--- start of RECORD EXTRACTS ---
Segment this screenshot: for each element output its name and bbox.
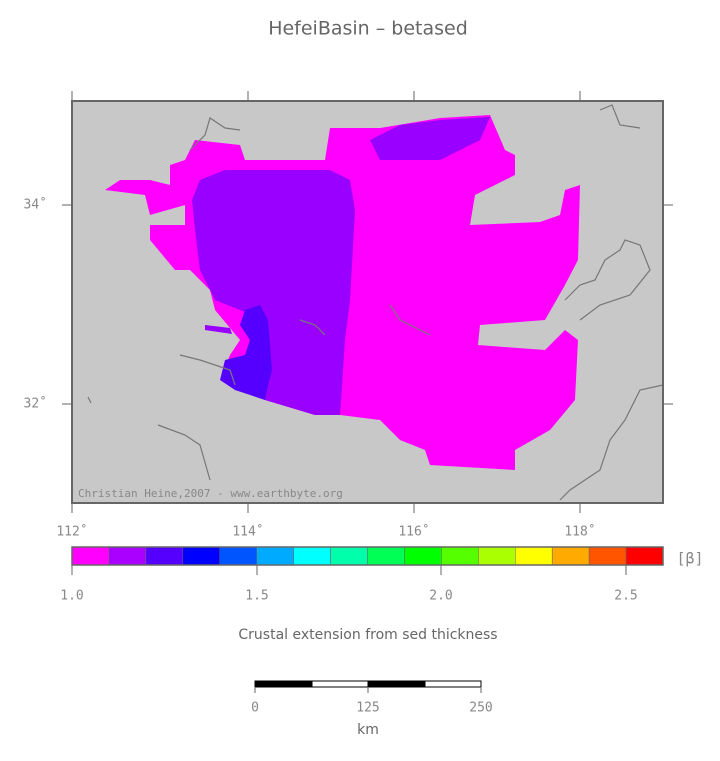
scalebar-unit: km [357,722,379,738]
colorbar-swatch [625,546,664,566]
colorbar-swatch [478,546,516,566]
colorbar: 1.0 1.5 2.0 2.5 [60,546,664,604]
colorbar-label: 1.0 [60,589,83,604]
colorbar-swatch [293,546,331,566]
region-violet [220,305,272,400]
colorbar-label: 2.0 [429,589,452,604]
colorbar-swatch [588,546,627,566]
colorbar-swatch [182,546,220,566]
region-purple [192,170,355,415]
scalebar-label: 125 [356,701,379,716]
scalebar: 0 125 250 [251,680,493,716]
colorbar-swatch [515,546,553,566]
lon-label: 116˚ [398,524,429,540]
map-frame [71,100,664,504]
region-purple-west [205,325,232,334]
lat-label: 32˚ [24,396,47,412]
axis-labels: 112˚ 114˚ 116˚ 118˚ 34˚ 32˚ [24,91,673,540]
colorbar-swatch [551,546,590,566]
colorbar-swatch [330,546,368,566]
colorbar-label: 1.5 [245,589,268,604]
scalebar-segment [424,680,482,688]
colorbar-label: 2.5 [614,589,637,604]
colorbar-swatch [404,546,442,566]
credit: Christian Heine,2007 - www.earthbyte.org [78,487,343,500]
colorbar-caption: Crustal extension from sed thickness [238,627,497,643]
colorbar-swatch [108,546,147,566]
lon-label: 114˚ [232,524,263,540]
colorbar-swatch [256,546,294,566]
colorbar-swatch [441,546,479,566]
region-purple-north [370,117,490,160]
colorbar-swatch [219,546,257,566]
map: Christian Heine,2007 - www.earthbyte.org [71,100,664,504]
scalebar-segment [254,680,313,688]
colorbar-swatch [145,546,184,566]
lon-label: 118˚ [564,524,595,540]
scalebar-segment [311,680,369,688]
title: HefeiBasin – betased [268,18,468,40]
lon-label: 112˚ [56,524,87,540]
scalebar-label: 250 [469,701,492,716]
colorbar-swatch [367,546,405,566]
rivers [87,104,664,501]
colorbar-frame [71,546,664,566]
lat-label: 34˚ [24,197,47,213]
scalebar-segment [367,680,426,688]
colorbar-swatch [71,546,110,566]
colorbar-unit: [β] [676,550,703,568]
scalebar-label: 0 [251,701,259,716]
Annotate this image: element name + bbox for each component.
--- end of RECORD EXTRACTS ---
--- start of RECORD EXTRACTS ---
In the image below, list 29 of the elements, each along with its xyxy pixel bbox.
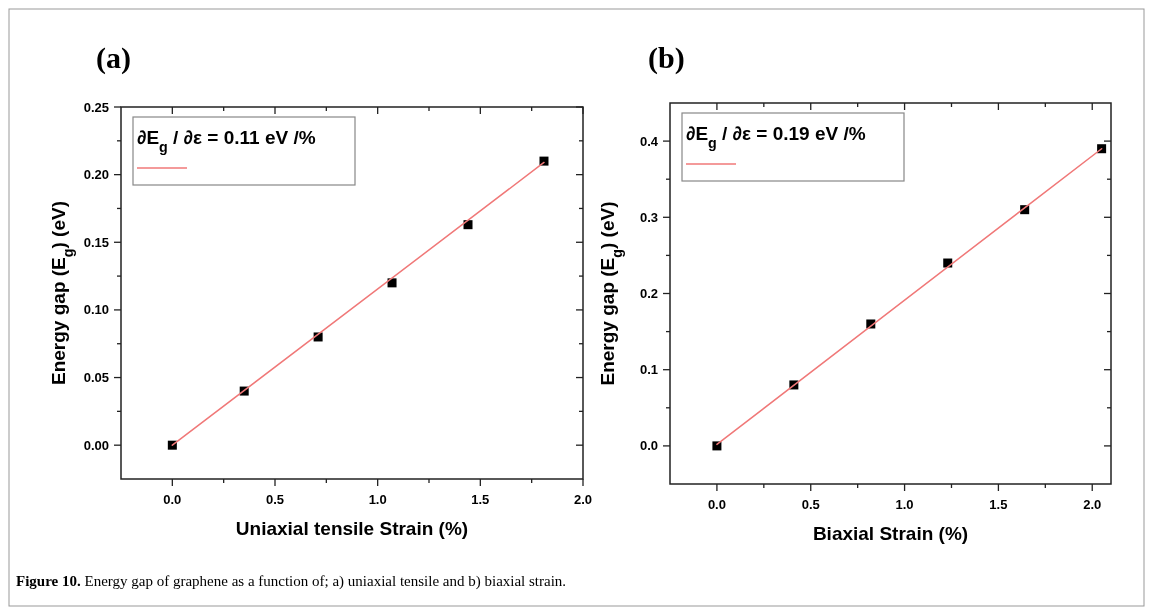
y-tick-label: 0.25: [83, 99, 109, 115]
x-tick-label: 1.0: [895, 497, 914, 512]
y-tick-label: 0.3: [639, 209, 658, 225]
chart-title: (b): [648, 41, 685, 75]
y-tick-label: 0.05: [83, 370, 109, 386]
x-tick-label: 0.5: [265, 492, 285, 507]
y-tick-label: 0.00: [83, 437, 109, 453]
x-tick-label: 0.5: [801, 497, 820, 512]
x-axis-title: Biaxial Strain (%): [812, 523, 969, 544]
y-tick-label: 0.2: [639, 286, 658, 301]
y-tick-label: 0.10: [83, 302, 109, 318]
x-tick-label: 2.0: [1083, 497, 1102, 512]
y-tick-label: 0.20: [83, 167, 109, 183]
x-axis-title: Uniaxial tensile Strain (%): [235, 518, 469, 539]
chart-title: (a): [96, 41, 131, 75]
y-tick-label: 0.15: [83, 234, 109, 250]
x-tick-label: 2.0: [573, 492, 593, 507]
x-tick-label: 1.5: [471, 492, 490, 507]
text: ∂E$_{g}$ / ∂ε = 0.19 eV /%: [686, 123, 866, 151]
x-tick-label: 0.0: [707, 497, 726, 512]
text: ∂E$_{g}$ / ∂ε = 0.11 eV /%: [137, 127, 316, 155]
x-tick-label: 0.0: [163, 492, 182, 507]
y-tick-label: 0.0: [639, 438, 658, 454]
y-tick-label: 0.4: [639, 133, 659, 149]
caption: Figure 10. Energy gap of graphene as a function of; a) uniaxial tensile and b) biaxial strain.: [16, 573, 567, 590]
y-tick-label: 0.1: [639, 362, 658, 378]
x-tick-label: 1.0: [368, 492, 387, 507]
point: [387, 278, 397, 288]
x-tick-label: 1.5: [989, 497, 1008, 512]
--- end of RECORD EXTRACTS ---
**WRITTEN INSTRUCTION**
Convert the lines above into a Markdown table with the columns "Row" and "Line", leaving out any blank lines. Begin at the line that contains "scalebar-unit: km [357,722,379,738]" and stop after the line that contains "colorbar-swatch [404,546,442,566]".

**ANSWER TO THE PROBLEM**
| Row | Line |
|---|---|
| 1 | scalebar-unit: km [357,722,379,738] |
| 2 | colorbar-swatch [625,546,664,566] |
| 3 | colorbar-swatch [478,546,516,566] |
| 4 | colorbar: 1.0 1.5 2.0 2.5 [60,546,664,604] |
| 5 | colorbar-label: 1.0 [60,589,83,604] |
| 6 | colorbar-swatch [293,546,331,566] |
| 7 | region-violet [220,305,272,400] |
| 8 | colorbar-label: 2.0 [429,589,452,604] |
| 9 | colorbar-swatch [588,546,627,566] |
| 10 | colorbar-swatch [182,546,220,566] |
| 11 | region-purple [192,170,355,415] |
| 12 | scalebar-label: 125 [356,701,379,716] |
| 13 | scalebar: 0 125 250 [251,680,493,716] |
| 14 | colorbar-swatch [515,546,553,566] |
| 15 | lon-label: 116˚ [398,524,429,540] |
| 16 | map-frame [71,100,664,504] |
| 17 | region-purple-west [205,325,232,334] |
| 18 | lat-label: 32˚ [24,396,47,412] |
| 19 | axis-labels: 112˚ 114˚ 116˚ 118˚ 34˚ 32˚ [24,91,673,540] |
| 20 | colorbar-swatch [551,546,590,566] |
| 21 | colorbar-swatch [330,546,368,566] |
| 22 | colorbar-label: 1.5 [245,589,268,604] |
| 23 | scalebar-segment [424,680,482,688] |
| 24 | colorbar-label: 2.5 [614,589,637,604] |
| 25 | colorbar-swatch [404,546,442,566] |